# START OF RECORDS PROVIDED

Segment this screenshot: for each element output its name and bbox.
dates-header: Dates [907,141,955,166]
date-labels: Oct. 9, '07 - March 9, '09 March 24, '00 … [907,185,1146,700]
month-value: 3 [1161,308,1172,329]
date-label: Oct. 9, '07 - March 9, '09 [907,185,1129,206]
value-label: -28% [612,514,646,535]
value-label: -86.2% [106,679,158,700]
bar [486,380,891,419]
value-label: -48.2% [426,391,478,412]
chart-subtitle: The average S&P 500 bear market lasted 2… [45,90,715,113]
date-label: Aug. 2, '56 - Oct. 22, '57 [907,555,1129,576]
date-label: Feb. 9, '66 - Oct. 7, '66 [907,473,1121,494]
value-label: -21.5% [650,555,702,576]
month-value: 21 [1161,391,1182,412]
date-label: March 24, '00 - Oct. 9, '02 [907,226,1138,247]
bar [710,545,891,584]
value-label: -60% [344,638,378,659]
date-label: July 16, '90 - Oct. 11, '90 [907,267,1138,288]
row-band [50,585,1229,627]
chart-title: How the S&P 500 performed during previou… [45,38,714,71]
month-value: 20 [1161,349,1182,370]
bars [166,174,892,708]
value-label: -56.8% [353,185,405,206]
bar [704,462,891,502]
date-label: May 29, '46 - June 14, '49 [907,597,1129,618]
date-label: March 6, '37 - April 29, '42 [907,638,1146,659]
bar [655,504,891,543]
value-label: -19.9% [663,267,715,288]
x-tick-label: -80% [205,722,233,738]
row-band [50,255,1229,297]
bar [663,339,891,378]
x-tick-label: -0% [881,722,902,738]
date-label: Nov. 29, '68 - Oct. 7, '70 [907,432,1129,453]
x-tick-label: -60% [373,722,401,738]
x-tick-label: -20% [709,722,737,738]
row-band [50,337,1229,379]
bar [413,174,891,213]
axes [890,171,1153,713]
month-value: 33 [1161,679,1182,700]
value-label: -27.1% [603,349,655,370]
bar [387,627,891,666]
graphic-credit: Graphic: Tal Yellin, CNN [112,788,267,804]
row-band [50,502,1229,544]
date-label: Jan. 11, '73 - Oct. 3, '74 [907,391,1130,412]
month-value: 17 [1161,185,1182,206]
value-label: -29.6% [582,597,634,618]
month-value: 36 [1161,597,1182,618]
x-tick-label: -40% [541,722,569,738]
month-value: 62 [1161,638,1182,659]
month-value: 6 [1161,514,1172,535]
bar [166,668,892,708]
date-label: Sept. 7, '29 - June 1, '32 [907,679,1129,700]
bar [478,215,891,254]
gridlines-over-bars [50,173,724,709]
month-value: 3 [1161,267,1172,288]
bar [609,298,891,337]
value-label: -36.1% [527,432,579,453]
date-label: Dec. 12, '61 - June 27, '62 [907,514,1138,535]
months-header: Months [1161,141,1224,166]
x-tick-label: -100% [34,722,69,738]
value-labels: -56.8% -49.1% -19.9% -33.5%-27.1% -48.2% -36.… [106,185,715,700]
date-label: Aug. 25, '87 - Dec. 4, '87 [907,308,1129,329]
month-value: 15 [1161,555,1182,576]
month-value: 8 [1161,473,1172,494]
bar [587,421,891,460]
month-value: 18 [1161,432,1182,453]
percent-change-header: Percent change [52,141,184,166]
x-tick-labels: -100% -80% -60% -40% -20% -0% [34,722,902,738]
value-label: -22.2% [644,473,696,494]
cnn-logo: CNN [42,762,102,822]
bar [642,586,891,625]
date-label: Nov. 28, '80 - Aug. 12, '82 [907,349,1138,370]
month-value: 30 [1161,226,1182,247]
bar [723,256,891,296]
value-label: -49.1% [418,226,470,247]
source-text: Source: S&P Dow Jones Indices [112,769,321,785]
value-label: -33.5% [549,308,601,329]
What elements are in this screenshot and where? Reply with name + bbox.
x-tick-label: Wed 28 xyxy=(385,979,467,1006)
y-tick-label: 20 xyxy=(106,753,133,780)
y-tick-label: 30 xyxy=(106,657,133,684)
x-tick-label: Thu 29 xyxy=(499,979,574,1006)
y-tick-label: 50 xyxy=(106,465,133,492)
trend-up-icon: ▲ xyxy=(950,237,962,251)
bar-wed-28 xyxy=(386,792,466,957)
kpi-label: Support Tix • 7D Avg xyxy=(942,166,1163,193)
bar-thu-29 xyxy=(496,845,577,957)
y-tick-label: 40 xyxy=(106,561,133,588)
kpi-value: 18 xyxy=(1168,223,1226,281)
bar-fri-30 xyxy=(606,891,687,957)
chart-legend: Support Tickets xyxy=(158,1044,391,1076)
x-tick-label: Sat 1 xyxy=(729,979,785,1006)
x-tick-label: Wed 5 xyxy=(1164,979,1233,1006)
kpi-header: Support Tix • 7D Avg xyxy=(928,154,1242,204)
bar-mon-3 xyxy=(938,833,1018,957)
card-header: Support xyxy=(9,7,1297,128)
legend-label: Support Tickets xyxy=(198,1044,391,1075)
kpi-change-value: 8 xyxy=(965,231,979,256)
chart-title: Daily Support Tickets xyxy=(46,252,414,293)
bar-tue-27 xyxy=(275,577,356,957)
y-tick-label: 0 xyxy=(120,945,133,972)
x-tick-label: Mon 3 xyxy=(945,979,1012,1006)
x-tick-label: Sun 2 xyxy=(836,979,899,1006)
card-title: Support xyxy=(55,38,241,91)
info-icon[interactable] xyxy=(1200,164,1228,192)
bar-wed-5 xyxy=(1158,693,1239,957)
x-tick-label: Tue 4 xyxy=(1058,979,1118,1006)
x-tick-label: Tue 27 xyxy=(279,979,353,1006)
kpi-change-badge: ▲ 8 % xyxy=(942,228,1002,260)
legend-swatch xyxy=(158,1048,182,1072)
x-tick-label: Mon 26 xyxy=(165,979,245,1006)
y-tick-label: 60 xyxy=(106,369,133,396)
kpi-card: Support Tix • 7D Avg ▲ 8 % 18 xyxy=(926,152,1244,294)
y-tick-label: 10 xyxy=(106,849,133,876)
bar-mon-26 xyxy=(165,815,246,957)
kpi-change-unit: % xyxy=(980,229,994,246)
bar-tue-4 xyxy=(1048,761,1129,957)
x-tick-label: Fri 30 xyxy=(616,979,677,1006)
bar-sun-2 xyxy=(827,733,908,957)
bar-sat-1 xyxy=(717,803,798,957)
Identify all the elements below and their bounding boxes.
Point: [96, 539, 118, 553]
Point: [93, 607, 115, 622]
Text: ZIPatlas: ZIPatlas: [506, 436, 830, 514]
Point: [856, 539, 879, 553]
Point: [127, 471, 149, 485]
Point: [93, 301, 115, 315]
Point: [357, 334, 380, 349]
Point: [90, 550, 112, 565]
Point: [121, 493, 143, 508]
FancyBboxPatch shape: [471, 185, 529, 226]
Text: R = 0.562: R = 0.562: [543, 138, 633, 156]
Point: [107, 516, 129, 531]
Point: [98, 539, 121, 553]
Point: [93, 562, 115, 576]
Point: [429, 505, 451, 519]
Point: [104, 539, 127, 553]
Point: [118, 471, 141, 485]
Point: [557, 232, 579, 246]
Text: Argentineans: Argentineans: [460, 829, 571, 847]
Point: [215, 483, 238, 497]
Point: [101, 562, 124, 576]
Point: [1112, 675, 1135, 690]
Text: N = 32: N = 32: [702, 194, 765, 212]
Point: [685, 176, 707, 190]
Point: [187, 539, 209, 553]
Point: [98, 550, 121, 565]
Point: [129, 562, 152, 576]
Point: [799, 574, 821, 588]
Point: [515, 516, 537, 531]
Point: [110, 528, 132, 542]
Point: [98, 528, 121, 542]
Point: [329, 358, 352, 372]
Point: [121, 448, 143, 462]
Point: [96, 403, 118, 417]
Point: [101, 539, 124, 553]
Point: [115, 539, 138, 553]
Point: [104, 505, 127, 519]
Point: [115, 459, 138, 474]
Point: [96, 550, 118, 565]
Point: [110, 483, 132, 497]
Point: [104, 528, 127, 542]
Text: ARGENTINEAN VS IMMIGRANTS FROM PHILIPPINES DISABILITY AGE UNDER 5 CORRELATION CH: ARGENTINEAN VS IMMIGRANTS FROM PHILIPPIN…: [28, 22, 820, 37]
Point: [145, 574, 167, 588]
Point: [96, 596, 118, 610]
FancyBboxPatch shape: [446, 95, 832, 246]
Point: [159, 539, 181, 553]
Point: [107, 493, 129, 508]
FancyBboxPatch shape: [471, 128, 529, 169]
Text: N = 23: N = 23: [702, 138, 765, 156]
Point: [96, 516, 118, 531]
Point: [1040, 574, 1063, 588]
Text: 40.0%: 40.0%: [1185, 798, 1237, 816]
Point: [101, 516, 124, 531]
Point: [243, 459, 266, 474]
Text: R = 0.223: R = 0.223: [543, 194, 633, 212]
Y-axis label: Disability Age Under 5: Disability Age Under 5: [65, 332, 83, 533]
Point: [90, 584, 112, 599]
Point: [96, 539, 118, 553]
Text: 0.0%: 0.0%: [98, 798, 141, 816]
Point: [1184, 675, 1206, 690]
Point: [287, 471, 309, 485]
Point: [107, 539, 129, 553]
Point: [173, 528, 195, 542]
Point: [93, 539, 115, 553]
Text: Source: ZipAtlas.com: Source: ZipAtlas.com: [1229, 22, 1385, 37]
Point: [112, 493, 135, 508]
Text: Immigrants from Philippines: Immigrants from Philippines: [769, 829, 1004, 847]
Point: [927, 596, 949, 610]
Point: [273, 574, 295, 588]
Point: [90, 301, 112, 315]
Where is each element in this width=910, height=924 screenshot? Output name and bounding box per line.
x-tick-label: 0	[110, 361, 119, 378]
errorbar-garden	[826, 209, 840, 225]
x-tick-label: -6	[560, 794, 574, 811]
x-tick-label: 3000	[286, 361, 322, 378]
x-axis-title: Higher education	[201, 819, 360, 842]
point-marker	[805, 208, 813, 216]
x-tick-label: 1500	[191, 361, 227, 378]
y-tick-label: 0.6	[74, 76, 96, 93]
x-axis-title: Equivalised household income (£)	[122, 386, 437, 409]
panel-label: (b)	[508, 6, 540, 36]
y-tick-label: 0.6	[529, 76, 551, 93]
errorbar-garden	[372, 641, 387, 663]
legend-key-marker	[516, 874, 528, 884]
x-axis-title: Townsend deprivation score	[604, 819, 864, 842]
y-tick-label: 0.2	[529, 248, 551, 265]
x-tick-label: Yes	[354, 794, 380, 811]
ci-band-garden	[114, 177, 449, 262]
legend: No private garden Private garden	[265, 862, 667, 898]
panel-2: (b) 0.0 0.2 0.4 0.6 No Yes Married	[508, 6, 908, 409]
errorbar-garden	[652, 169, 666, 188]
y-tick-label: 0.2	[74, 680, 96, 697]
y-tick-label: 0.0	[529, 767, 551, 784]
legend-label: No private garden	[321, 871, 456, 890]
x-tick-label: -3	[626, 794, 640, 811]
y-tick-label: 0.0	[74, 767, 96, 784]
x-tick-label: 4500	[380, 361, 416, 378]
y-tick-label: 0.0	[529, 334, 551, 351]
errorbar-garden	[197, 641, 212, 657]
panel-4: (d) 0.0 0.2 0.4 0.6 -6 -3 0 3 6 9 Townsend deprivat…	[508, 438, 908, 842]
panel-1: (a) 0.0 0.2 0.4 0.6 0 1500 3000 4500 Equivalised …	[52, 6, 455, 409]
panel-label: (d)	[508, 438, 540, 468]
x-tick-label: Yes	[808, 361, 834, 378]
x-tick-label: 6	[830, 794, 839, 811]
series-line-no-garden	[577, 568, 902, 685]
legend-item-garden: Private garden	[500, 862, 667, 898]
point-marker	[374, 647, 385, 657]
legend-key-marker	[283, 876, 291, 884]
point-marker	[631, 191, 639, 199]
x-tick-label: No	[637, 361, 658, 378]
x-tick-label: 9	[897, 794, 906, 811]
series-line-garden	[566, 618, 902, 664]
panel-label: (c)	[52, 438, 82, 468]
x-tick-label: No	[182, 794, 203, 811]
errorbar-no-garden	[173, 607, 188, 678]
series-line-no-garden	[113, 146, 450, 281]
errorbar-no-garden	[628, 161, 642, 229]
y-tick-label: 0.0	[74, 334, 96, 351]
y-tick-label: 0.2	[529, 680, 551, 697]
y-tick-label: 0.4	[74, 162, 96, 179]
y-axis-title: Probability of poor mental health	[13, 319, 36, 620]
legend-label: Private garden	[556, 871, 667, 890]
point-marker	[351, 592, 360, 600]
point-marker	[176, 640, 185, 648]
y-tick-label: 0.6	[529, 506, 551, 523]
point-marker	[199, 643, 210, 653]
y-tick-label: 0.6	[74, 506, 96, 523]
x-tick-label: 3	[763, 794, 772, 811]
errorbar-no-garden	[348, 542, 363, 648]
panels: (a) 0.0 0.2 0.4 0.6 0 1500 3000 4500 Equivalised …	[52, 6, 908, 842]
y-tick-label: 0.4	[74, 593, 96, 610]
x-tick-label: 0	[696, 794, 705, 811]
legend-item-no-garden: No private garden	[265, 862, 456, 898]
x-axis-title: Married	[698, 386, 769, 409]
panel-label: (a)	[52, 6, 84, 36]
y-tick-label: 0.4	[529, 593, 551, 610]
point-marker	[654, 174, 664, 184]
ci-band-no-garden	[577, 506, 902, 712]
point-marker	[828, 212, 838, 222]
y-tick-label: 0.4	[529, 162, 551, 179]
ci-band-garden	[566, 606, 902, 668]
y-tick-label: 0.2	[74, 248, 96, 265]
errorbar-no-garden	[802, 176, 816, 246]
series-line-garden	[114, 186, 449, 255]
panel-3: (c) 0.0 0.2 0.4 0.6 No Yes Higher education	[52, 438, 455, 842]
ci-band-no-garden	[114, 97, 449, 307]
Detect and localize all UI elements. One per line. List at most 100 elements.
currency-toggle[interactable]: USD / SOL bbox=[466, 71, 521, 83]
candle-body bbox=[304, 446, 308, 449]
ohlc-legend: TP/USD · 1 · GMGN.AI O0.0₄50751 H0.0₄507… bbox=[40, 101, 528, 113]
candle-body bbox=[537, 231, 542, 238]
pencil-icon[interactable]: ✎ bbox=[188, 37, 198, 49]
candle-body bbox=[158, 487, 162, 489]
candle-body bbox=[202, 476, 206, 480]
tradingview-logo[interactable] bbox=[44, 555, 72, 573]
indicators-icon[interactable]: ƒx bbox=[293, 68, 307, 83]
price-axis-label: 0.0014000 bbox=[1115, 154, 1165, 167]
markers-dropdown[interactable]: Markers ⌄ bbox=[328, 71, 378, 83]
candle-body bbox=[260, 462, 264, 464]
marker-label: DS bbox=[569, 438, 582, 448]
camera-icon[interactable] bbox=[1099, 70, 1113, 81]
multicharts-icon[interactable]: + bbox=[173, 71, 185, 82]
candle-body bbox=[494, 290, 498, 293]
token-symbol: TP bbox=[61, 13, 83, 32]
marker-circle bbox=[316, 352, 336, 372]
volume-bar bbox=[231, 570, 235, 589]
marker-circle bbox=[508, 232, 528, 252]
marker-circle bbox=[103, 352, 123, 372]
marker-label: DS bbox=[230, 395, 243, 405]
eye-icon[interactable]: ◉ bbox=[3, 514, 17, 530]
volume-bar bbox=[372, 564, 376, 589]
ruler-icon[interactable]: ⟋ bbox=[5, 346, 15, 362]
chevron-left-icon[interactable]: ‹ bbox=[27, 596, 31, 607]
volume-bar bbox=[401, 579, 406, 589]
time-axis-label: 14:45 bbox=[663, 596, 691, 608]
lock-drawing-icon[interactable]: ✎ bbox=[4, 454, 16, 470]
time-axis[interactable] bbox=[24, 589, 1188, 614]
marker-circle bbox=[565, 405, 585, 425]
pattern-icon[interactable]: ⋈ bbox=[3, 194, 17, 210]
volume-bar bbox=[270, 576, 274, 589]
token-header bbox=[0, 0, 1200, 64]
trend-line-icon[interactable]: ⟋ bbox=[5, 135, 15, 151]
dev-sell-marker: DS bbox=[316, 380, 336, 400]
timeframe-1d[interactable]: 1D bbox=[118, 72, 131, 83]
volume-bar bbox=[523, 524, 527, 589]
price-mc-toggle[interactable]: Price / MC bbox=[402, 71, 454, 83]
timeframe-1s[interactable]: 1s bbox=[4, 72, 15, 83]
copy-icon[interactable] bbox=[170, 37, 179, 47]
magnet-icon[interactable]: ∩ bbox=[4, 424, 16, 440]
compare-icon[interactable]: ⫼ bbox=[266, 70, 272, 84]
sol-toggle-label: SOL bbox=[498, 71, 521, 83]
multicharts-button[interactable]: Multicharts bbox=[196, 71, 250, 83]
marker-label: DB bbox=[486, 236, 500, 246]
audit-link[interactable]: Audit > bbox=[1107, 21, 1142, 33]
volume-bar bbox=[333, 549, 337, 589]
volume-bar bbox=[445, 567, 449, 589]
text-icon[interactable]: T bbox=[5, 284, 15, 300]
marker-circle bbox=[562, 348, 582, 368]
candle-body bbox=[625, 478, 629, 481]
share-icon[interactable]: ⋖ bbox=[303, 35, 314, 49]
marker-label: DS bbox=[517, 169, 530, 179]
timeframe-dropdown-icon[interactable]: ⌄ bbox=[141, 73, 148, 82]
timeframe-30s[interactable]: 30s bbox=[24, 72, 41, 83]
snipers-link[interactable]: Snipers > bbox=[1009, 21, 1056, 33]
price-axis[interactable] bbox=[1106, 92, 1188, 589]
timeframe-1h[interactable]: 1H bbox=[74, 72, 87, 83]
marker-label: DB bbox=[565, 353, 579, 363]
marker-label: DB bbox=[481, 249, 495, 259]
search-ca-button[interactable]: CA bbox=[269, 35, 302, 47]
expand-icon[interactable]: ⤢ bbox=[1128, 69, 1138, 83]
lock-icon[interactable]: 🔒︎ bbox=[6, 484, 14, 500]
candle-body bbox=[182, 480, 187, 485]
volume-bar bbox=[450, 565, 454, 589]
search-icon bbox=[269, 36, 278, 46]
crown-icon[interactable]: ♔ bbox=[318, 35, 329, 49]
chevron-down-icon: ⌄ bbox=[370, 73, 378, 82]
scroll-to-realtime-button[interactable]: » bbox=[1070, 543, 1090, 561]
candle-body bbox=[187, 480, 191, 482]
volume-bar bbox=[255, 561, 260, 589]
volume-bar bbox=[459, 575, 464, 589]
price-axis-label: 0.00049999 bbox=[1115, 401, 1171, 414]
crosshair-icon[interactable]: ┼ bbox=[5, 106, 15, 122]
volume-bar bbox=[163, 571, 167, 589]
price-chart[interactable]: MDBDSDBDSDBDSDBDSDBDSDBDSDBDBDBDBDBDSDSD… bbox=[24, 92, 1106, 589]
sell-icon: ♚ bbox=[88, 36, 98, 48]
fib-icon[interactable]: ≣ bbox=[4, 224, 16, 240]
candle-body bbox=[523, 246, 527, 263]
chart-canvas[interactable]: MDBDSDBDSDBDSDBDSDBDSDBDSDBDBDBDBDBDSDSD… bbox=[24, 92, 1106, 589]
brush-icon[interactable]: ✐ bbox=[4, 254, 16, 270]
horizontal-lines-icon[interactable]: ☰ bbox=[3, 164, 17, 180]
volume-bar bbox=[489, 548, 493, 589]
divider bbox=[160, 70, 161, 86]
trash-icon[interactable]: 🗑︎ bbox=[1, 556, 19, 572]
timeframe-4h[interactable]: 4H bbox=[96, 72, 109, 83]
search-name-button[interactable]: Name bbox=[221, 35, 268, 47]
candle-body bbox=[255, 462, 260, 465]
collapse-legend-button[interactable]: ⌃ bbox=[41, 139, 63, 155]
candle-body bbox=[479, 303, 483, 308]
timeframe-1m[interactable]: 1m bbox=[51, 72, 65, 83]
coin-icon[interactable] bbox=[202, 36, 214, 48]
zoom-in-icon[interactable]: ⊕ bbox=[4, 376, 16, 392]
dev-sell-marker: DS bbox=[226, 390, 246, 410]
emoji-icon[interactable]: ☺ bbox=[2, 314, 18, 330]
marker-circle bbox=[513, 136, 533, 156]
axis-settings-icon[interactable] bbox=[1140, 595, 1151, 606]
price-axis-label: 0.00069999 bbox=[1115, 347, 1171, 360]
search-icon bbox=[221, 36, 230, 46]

# END OF RECORDS PROVIDED

## EXERCISE DIRECTIONS
Convert the material, from its first line through the line containing "bar [704,462,891,502]", into a numbered list, and omit any blank lines.

## THE COMPLETED TASK
1. Segment this screenshot: for each element output its name and bbox.
2. dates-header: Dates [907,141,955,166]
3. date-labels: Oct. 9, '07 - March 9, '09 March 24, '00 … [907,185,1146,700]
4. month-value: 3 [1161,308,1172,329]
5. date-label: Oct. 9, '07 - March 9, '09 [907,185,1129,206]
6. value-label: -28% [612,514,646,535]
7. value-label: -86.2% [106,679,158,700]
8. bar [486,380,891,419]
9. value-label: -48.2% [426,391,478,412]
10. chart-subtitle: The average S&P 500 bear market lasted 2… [45,90,715,113]
11. date-label: Aug. 2, '56 - Oct. 22, '57 [907,555,1129,576]
12. date-label: Feb. 9, '66 - Oct. 7, '66 [907,473,1121,494]
13. value-label: -21.5% [650,555,702,576]
14. month-value: 21 [1161,391,1182,412]
15. date-label: March 24, '00 - Oct. 9, '02 [907,226,1138,247]
16. bar [710,545,891,584]
17. value-label: -60% [344,638,378,659]
18. date-label: July 16, '90 - Oct. 11, '90 [907,267,1138,288]
19. row-band [50,585,1229,627]
20. chart-title: How the S&P 500 performed during previou… [45,38,714,71]
21. month-value: 20 [1161,349,1182,370]
22. bars [166,174,892,708]
23. value-label: -56.8% [353,185,405,206]
24. bar [704,462,891,502]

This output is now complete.